> _Document excerpt_:
■ ■ ■ ■

The recursive form is harder to balance perfectly. The iterative bulk load (Problem 5 / middle.md §4) is preferred in production.


Problem 10 — Implement a basic disk-backed B-tree

Statement: Implement a B-tree where each node lives in a fixed-size page in a file. Pages are addressed by 0-based page ID. The tree should: - Persist across process restarts. - Use one fixed-size page per node (e.g., 4 KB). - Survive crashes by writing the modified root pointer last.

Approach: 1. Define a page layout:

byte 0:        leaf flag (0 or 1)
bytes 1-4:     int32 key count n
bytes 5..:     n × int64 keys
bytes ...:     (n+1) × int64 child page IDs (if internal)
2. Allocate pages via a free-list at page 0 (or by appending to the file). 3. Cache pages in memory by a simple LRU buffer pool. 4. Every operation reads pages on demand, marks them dirty on write, evicts via LRU. 5. On a "commit", write the new root page ID into a header page atomically.

Go skeleton:

type PageID uint64

type Pager struct {
    f         *os.File
    pageSize  int
    cache     map[PageID]*Node
    pinCounts map[PageID]int
}

func (p *Pager) get(id PageID) *Node { ... }
func (p *Pager) newPage(n *Node) PageID { ... }
func (p *Pager) flush() { ... }

type DiskBTree struct {
    pager   *Pager
    rootID  PageID
    t       int
}

Layout for t = 100: Each key 8 B + each child 8 B → 2t-1 = 199 keys + 200 children = ~3 KB of key/child data + header ≈ fits 4 KB page. In practice you choose t after deciding page size and key/value sizes.

Crash safety: A real engine writes a write-ahead log of every page change before modifying the page (see professional.md §7). A simplified version: maintain two copies of the header page and atomically alternate which is "current" via a sequence number (the bbolt approach).

Real-world reference: Read SQLite's src/btree.c (~10,000 lines, beautifully commented) and bbolt's bucket.go + node.go (~1,500 lines) for the two extremes of approach.


How interviews use these problems

Different companies pull from this set differently:

  • Database company (Snowflake, MongoDB, Cockroach, Yugabyte): expect Problems 1, 2, 6, 10. Plus deep discussion of B+ tree differences, WAL, concurrency.
  • Cloud infrastructure (AWS DynamoDB, Google Spanner): Problems 5, 6, 10, plus the LSM-vs-B-tree trade-off (professional.md §4).
  • General systems (Stripe, Cloudflare): Problem 1 or 2 for whiteboard; Problems 3, 4, 7 for "library work".
  • FAANG generalist: Problems 4, 7, 8 (auxiliary skills); the full implement-B-tree-from-scratch is rare.

■ ■ ■ ■

> _Requirement 1_:
Do these statements agree with the B-tree excerpt? Give yes or no for each, quoting the deciding words. (a) Each node of the tree is stored in its own fixed-size page. (b) Pages are addressed by a 1-based page ID. (c) FAANG generalist interviews often ask for a full B-tree implementation from scratch.
> _Requirement 2_:
In the B-tree excerpt, which eviction policy does the in-memory buffer pool use?
Answer using only the B-tree excerpt.

> _Information given_:
■ ■ ■ ■

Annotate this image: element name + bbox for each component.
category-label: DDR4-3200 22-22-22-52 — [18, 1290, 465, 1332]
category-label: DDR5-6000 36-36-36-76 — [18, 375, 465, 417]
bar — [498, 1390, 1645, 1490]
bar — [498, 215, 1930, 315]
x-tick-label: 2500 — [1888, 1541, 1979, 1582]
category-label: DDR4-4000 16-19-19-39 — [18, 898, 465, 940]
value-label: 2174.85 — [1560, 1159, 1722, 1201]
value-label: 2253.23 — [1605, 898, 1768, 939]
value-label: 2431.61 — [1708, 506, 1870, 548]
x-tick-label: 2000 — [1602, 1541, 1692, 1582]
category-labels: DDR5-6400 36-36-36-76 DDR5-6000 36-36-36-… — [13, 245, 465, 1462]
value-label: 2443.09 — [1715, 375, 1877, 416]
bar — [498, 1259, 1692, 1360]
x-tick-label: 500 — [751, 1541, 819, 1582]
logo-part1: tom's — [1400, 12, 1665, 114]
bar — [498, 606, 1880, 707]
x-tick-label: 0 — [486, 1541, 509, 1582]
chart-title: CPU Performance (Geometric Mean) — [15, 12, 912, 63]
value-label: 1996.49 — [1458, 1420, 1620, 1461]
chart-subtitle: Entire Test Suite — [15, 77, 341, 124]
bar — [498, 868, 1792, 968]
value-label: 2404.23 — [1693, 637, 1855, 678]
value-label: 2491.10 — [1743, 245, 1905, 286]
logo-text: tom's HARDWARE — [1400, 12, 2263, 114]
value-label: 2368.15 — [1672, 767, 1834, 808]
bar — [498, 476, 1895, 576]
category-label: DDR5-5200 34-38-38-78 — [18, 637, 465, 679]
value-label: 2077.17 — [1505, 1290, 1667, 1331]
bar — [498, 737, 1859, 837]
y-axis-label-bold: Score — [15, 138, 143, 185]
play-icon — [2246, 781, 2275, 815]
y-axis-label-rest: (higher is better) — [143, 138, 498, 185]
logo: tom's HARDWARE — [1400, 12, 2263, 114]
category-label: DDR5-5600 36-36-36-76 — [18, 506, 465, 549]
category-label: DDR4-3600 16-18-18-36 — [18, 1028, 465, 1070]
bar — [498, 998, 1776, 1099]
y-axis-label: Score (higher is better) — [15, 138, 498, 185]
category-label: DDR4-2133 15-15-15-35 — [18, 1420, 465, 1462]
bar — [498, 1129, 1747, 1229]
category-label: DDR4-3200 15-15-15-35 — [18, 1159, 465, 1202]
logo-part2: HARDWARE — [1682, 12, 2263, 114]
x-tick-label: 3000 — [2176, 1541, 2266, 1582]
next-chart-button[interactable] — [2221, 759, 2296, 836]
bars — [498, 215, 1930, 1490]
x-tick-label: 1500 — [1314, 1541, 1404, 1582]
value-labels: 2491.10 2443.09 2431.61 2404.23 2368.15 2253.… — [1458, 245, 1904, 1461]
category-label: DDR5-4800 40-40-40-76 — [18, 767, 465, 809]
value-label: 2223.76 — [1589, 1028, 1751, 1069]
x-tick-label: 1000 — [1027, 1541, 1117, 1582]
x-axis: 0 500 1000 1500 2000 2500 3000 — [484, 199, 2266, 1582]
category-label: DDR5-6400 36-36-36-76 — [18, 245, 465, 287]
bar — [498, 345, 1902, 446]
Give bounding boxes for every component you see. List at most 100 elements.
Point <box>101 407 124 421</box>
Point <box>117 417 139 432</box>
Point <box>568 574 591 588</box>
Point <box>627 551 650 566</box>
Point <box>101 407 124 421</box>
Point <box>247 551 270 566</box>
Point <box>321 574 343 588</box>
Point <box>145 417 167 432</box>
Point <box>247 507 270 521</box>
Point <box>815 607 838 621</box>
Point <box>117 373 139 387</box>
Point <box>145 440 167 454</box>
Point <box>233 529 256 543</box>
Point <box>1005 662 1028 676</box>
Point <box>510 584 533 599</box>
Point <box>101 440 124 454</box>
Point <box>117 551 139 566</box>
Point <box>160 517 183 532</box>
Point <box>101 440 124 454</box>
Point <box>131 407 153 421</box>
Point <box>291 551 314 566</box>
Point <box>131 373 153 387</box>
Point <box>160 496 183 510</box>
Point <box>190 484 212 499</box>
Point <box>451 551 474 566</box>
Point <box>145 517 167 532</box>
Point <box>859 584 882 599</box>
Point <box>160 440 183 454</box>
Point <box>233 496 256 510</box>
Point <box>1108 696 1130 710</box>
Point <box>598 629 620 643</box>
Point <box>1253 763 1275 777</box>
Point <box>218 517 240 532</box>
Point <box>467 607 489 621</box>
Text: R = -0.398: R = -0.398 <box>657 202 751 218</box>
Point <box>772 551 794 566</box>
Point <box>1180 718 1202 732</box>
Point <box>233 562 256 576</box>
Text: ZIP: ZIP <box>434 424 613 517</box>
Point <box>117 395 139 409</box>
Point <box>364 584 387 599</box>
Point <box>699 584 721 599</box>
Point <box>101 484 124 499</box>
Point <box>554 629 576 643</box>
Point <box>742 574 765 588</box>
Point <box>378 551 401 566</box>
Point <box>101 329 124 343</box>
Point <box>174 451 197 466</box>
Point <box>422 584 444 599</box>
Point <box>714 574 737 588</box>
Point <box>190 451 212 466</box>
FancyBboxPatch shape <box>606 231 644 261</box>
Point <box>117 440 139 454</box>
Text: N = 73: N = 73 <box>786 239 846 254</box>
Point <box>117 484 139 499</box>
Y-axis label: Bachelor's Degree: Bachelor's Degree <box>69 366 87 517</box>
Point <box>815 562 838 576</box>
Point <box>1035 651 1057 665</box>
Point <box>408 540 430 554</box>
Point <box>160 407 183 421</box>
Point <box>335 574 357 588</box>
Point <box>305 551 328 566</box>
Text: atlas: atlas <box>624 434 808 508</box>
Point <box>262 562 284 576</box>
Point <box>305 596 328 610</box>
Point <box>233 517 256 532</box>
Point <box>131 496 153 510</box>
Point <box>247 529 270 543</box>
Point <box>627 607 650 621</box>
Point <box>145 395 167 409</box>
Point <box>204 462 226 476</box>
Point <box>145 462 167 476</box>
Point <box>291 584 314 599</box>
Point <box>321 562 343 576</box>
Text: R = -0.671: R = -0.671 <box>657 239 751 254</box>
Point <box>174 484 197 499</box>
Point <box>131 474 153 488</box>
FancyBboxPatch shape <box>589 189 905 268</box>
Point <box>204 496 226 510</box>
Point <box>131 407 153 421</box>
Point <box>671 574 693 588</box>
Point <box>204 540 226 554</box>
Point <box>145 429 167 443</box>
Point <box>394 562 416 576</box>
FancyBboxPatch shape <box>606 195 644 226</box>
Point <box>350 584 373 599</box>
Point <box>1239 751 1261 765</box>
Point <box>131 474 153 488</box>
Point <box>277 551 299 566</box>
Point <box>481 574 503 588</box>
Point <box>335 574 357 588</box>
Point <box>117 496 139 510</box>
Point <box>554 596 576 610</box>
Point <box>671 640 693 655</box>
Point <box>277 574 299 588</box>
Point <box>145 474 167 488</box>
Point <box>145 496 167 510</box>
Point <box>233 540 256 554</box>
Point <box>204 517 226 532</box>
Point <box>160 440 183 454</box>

■ ■ ■ ■

> _Final answer 1_:
(a) Yes: "Use one fixed-size page per node (e.g., 4 KB)."
(b) No: "Pages are addressed by 0-based page ID."
(c) No: "the full implement-B-tree-from-scratch is rare."

> _Final answer 2_:
LRU.